Input
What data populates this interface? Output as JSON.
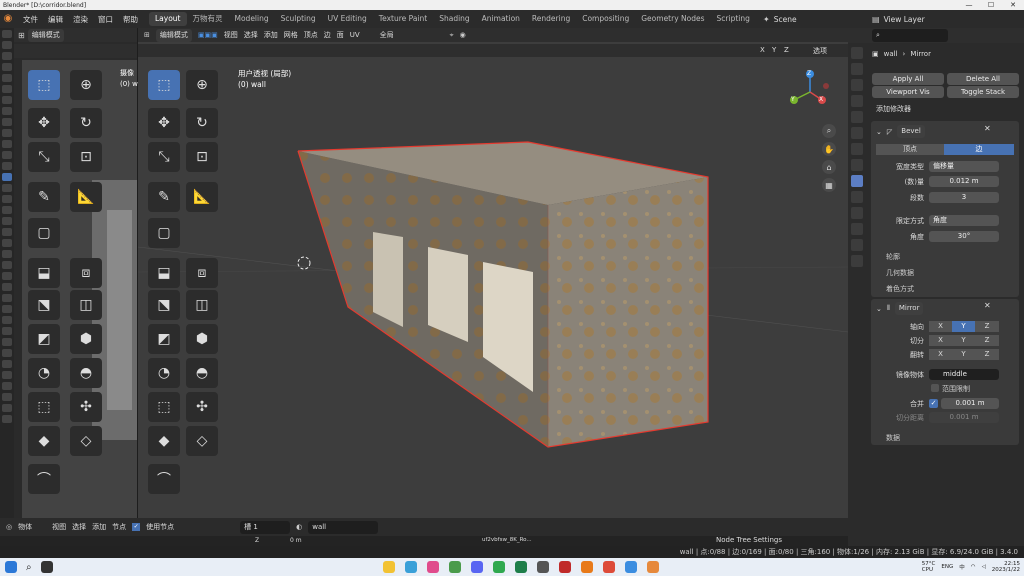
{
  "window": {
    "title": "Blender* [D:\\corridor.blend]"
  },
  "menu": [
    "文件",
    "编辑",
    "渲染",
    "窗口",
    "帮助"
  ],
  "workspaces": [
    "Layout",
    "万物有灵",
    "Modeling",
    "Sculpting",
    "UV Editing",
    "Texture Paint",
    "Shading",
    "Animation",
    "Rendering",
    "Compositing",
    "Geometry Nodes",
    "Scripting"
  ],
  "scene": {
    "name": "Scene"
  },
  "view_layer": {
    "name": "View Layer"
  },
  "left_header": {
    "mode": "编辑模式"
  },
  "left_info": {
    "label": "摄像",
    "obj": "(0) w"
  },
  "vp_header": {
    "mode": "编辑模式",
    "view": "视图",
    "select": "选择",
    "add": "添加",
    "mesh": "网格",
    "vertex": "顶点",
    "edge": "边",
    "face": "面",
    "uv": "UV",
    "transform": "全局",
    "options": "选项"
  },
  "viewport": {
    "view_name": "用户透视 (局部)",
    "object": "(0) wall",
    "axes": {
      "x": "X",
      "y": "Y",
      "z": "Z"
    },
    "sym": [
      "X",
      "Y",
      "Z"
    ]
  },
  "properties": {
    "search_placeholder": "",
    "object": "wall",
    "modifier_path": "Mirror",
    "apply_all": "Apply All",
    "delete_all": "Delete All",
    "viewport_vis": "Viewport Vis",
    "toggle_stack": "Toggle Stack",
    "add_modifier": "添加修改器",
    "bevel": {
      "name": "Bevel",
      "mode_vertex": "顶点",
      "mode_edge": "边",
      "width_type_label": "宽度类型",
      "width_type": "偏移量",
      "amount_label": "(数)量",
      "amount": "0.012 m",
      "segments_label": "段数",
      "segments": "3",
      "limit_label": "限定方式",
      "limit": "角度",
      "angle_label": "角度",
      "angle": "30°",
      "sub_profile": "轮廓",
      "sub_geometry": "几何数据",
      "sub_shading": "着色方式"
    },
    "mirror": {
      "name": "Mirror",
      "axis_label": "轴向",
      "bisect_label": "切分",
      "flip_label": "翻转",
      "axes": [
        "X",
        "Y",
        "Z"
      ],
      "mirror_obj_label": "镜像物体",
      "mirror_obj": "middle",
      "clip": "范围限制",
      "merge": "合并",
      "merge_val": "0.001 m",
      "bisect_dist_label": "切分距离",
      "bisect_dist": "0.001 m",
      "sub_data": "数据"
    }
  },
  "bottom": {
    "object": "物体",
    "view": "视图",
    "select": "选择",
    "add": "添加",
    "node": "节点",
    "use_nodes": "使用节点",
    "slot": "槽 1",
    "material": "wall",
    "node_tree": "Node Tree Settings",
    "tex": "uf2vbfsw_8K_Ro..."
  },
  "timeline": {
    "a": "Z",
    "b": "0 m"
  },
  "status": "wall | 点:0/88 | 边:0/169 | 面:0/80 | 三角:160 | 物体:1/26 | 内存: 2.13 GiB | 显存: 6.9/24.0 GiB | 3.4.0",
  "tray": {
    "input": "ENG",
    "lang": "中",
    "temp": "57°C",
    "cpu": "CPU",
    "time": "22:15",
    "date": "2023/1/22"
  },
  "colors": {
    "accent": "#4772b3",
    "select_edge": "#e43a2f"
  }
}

Objective
Write out the listing above exactly as it stands, pictures excluded.

Result
What data populates this interface? Output as JSON.
{
  "window": {
    "title": "Blender* [D:\\corridor.blend]"
  },
  "menu": [
    "文件",
    "编辑",
    "渲染",
    "窗口",
    "帮助"
  ],
  "workspaces": [
    "Layout",
    "万物有灵",
    "Modeling",
    "Sculpting",
    "UV Editing",
    "Texture Paint",
    "Shading",
    "Animation",
    "Rendering",
    "Compositing",
    "Geometry Nodes",
    "Scripting"
  ],
  "scene": {
    "name": "Scene"
  },
  "view_layer": {
    "name": "View Layer"
  },
  "left_header": {
    "mode": "编辑模式"
  },
  "left_info": {
    "label": "摄像",
    "obj": "(0) w"
  },
  "vp_header": {
    "mode": "编辑模式",
    "view": "视图",
    "select": "选择",
    "add": "添加",
    "mesh": "网格",
    "vertex": "顶点",
    "edge": "边",
    "face": "面",
    "uv": "UV",
    "transform": "全局",
    "options": "选项"
  },
  "viewport": {
    "view_name": "用户透视 (局部)",
    "object": "(0) wall",
    "axes": {
      "x": "X",
      "y": "Y",
      "z": "Z"
    },
    "sym": [
      "X",
      "Y",
      "Z"
    ]
  },
  "properties": {
    "search_placeholder": "",
    "object": "wall",
    "modifier_path": "Mirror",
    "apply_all": "Apply All",
    "delete_all": "Delete All",
    "viewport_vis": "Viewport Vis",
    "toggle_stack": "Toggle Stack",
    "add_modifier": "添加修改器",
    "bevel": {
      "name": "Bevel",
      "mode_vertex": "顶点",
      "mode_edge": "边",
      "width_type_label": "宽度类型",
      "width_type": "偏移量",
      "amount_label": "(数)量",
      "amount": "0.012 m",
      "segments_label": "段数",
      "segments": "3",
      "limit_label": "限定方式",
      "limit": "角度",
      "angle_label": "角度",
      "angle": "30°",
      "sub_profile": "轮廓",
      "sub_geometry": "几何数据",
      "sub_shading": "着色方式"
    },
    "mirror": {
      "name": "Mirror",
      "axis_label": "轴向",
      "bisect_label": "切分",
      "flip_label": "翻转",
      "axes": [
        "X",
        "Y",
        "Z"
      ],
      "mirror_obj_label": "镜像物体",
      "mirror_obj": "middle",
      "clip": "范围限制",
      "merge": "合并",
      "merge_val": "0.001 m",
      "bisect_dist_label": "切分距离",
      "bisect_dist": "0.001 m",
      "sub_data": "数据"
    }
  },
  "bottom": {
    "object": "物体",
    "view": "视图",
    "select": "选择",
    "add": "添加",
    "node": "节点",
    "use_nodes": "使用节点",
    "slot": "槽 1",
    "material": "wall",
    "node_tree": "Node Tree Settings",
    "tex": "uf2vbfsw_8K_Ro..."
  },
  "timeline": {
    "a": "Z",
    "b": "0 m"
  },
  "status": "wall | 点:0/88 | 边:0/169 | 面:0/80 | 三角:160 | 物体:1/26 | 内存: 2.13 GiB | 显存: 6.9/24.0 GiB | 3.4.0",
  "tray": {
    "input": "ENG",
    "lang": "中",
    "temp": "57°C",
    "cpu": "CPU",
    "time": "22:15",
    "date": "2023/1/22"
  },
  "colors": {
    "accent": "#4772b3",
    "select_edge": "#e43a2f"
  }
}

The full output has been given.